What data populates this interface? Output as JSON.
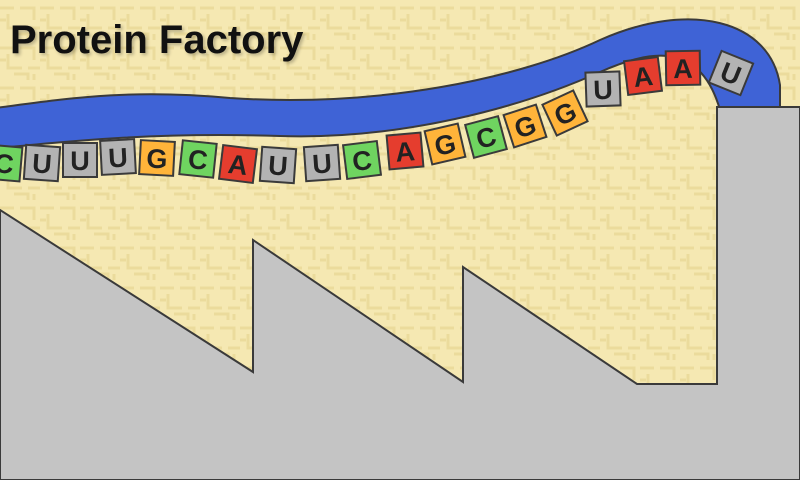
{
  "game": {
    "title": "Protein Factory"
  },
  "mrna": {
    "sequence": [
      "C",
      "U",
      "U",
      "U",
      "G",
      "C",
      "A",
      "U",
      "U",
      "C",
      "A",
      "G",
      "C",
      "G",
      "G",
      "U",
      "A",
      "A",
      "U"
    ]
  },
  "colors": {
    "background": "#f5e8b2",
    "background_pattern": "#eadc9c",
    "strand": "#3f63d6",
    "factory": "#c4c4c4",
    "outline": "#3a3a3a",
    "nucleotides": {
      "A": "#e53d2e",
      "U": "#b3b3b3",
      "G": "#ffb43a",
      "C": "#6fd460"
    }
  }
}
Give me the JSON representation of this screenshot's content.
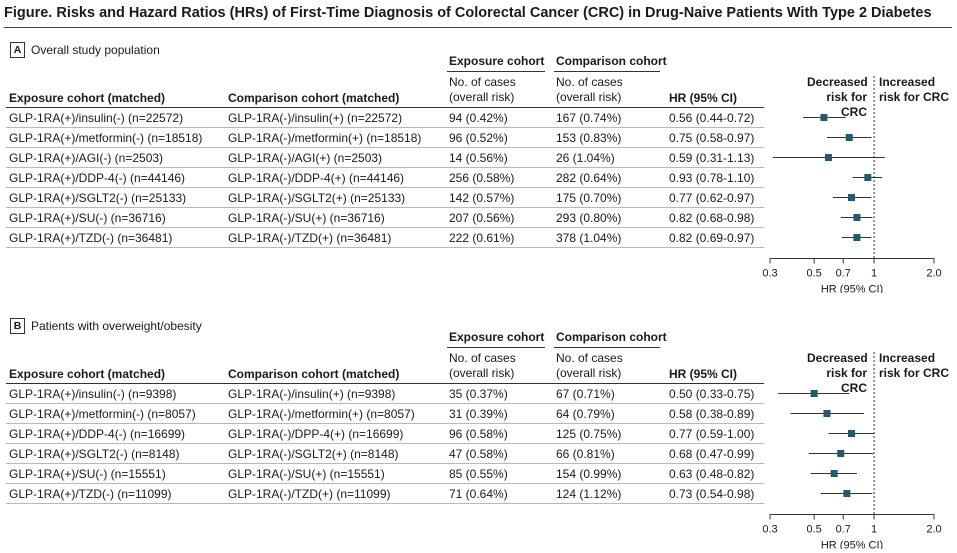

# WORK REQUEST:
Give every entry above again, exactly, and keep all pictures out of it.

# RESPONSE BOX:
What data populates this interface? Output as JSON.
{
  "game": {
    "title": "Protein Factory"
  },
  "mrna": {
    "sequence": [
      "C",
      "U",
      "U",
      "U",
      "G",
      "C",
      "A",
      "U",
      "U",
      "C",
      "A",
      "G",
      "C",
      "G",
      "G",
      "U",
      "A",
      "A",
      "U"
    ]
  },
  "colors": {
    "background": "#f5e8b2",
    "background_pattern": "#eadc9c",
    "strand": "#3f63d6",
    "factory": "#c4c4c4",
    "outline": "#3a3a3a",
    "nucleotides": {
      "A": "#e53d2e",
      "U": "#b3b3b3",
      "G": "#ffb43a",
      "C": "#6fd460"
    }
  }
}
Give me the JSON representation of this screenshot's content.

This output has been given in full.